Instruction
Starting with the line that contains "Output the text content of this document.", copy each line exactly through the end of the listing, and omit all pictures.

Given data
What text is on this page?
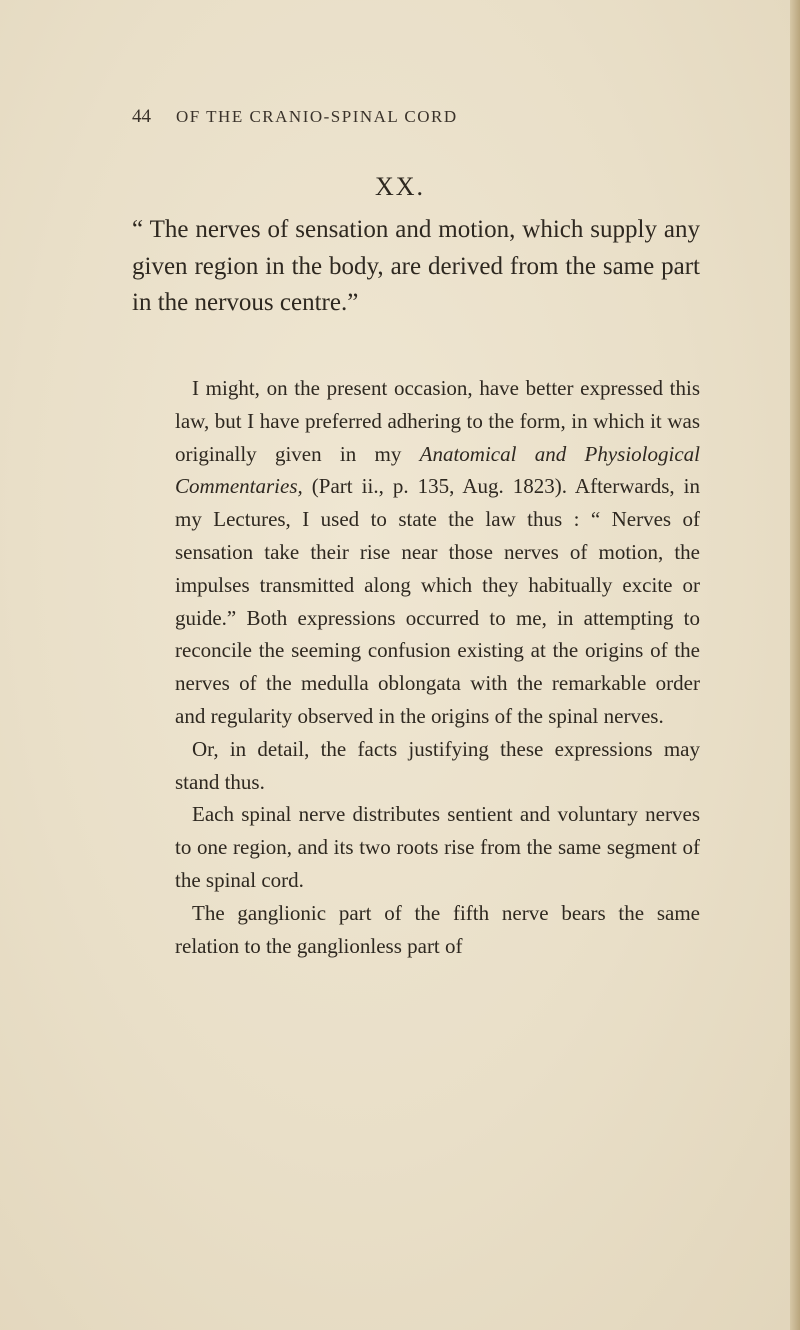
44 OF THE CRANIO-SPINAL CORD
XX.
“ The nerves of sensation and motion, which supply any given region in the body, are derived from the same part in the nervous centre.”

I might, on the present occasion, have better expressed this law, but I have preferred adhering to the form, in which it was originally given in my Anatomical and Physiological Commentaries, (Part ii., p. 135, Aug. 1823). Afterwards, in my Lectures, I used to state the law thus : “ Nerves of sensation take their rise near those nerves of motion, the impulses transmitted along which they habitually excite or guide.” Both expressions occurred to me, in attempting to reconcile the seeming confusion existing at the origins of the nerves of the medulla oblongata with the remarkable order and regularity observed in the origins of the spinal nerves.

Or, in detail, the facts justifying these expressions may stand thus.

Each spinal nerve distributes sentient and voluntary nerves to one region, and its two roots rise from the same segment of the spinal cord.

The ganglionic part of the fifth nerve bears the same relation to the ganglionless part of
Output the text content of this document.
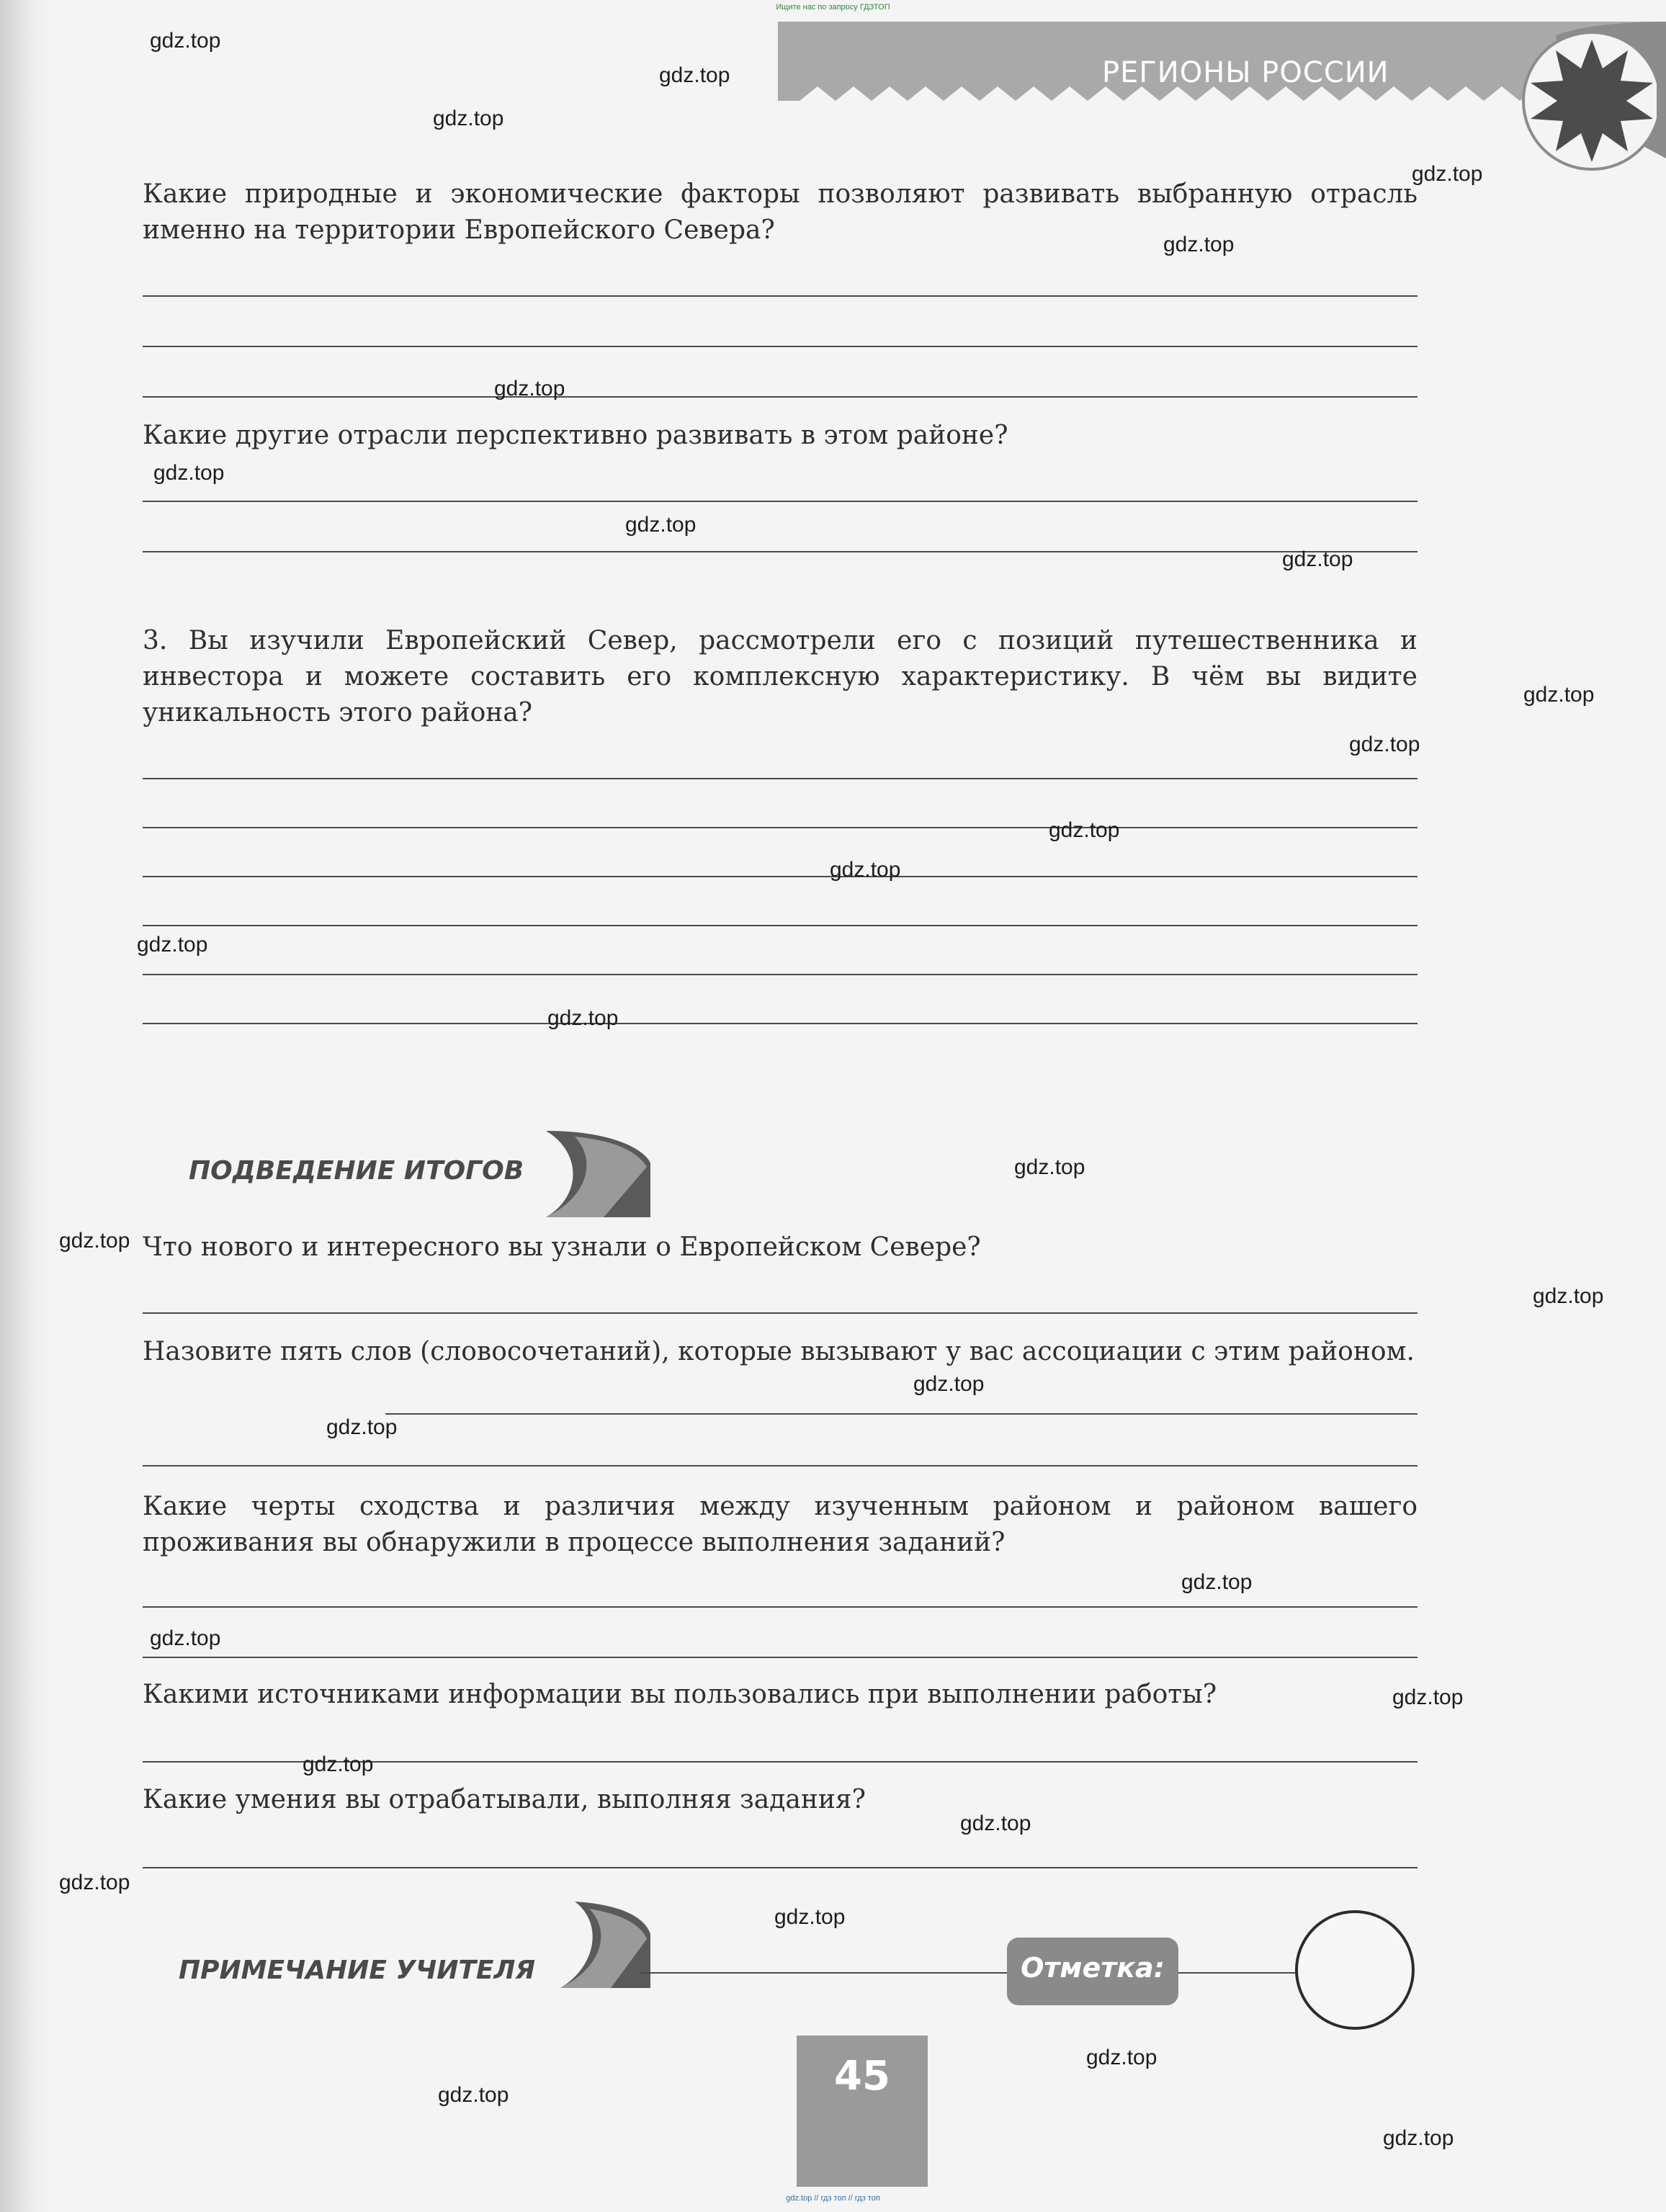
Ищите нас по запросу ГДЗТОП
gdz.top // гдз топ // гдз топ
РЕГИОНЫ РОССИИ
Какие природные и экономические факторы позволяют развивать выбранную отрасль именно на территории Европейского Севера?
Какие другие отрасли перспективно развивать в этом районе?
3. Вы изучили Европейский Север, рассмотрели его с позиций путешественника и инвестора и можете составить его комплексную характеристику. В чём вы видите уникальность этого района?
ПОДВЕДЕНИЕ ИТОГОВ
Что нового и интересного вы узнали о Европейском Севере?
Назовите пять слов (словосочетаний), которые вызывают у вас ассоциации с этим районом.
Какие черты сходства и различия между изученным районом и районом вашего проживания вы обнаружили в процессе выполнения заданий?
Какими источниками информации вы пользовались при выполнении работы?
Какие умения вы отрабатывали, выполняя задания?
ПРИМЕЧАНИЕ УЧИТЕЛЯ	Отметка:
45
gdz.top
gdz.top
gdz.top
gdz.top
gdz.top
gdz.top
gdz.top
gdz.top
gdz.top
gdz.top
gdz.top
gdz.top
gdz.top
gdz.top
gdz.top
gdz.top
gdz.top
gdz.top
gdz.top
gdz.top
gdz.top
gdz.top
gdz.top
gdz.top
gdz.top
gdz.top
gdz.top
gdz.top
gdz.top
gdz.top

Finished answer
Output the text content of this document.
Ищите нас по запросу ГДЗТОП
gdz.top // гдз топ // гдз топ
РЕГИОНЫ РОССИИ
Какие природные и экономические факторы позволяют развивать выбранную отрасль именно на территории Европейского Севера?
Какие другие отрасли перспективно развивать в этом районе?
3. Вы изучили Европейский Север, рассмотрели его с позиций путешественника и инвестора и можете составить его комплексную характеристику. В чём вы видите уникальность этого района?
ПОДВЕДЕНИЕ ИТОГОВ
Что нового и интересного вы узнали о Европейском Севере?
Назовите пять слов (словосочетаний), которые вызывают у вас ассоциации с этим районом.
Какие черты сходства и различия между изученным районом и районом вашего проживания вы обнаружили в процессе выполнения заданий?
Какими источниками информации вы пользовались при выполнении работы?
Какие умения вы отрабатывали, выполняя задания?
ПРИМЕЧАНИЕ УЧИТЕЛЯ	Отметка:
45
gdz.top
gdz.top
gdz.top
gdz.top
gdz.top
gdz.top
gdz.top
gdz.top
gdz.top
gdz.top
gdz.top
gdz.top
gdz.top
gdz.top
gdz.top
gdz.top
gdz.top
gdz.top
gdz.top
gdz.top
gdz.top
gdz.top
gdz.top
gdz.top
gdz.top
gdz.top
gdz.top
gdz.top
gdz.top
gdz.top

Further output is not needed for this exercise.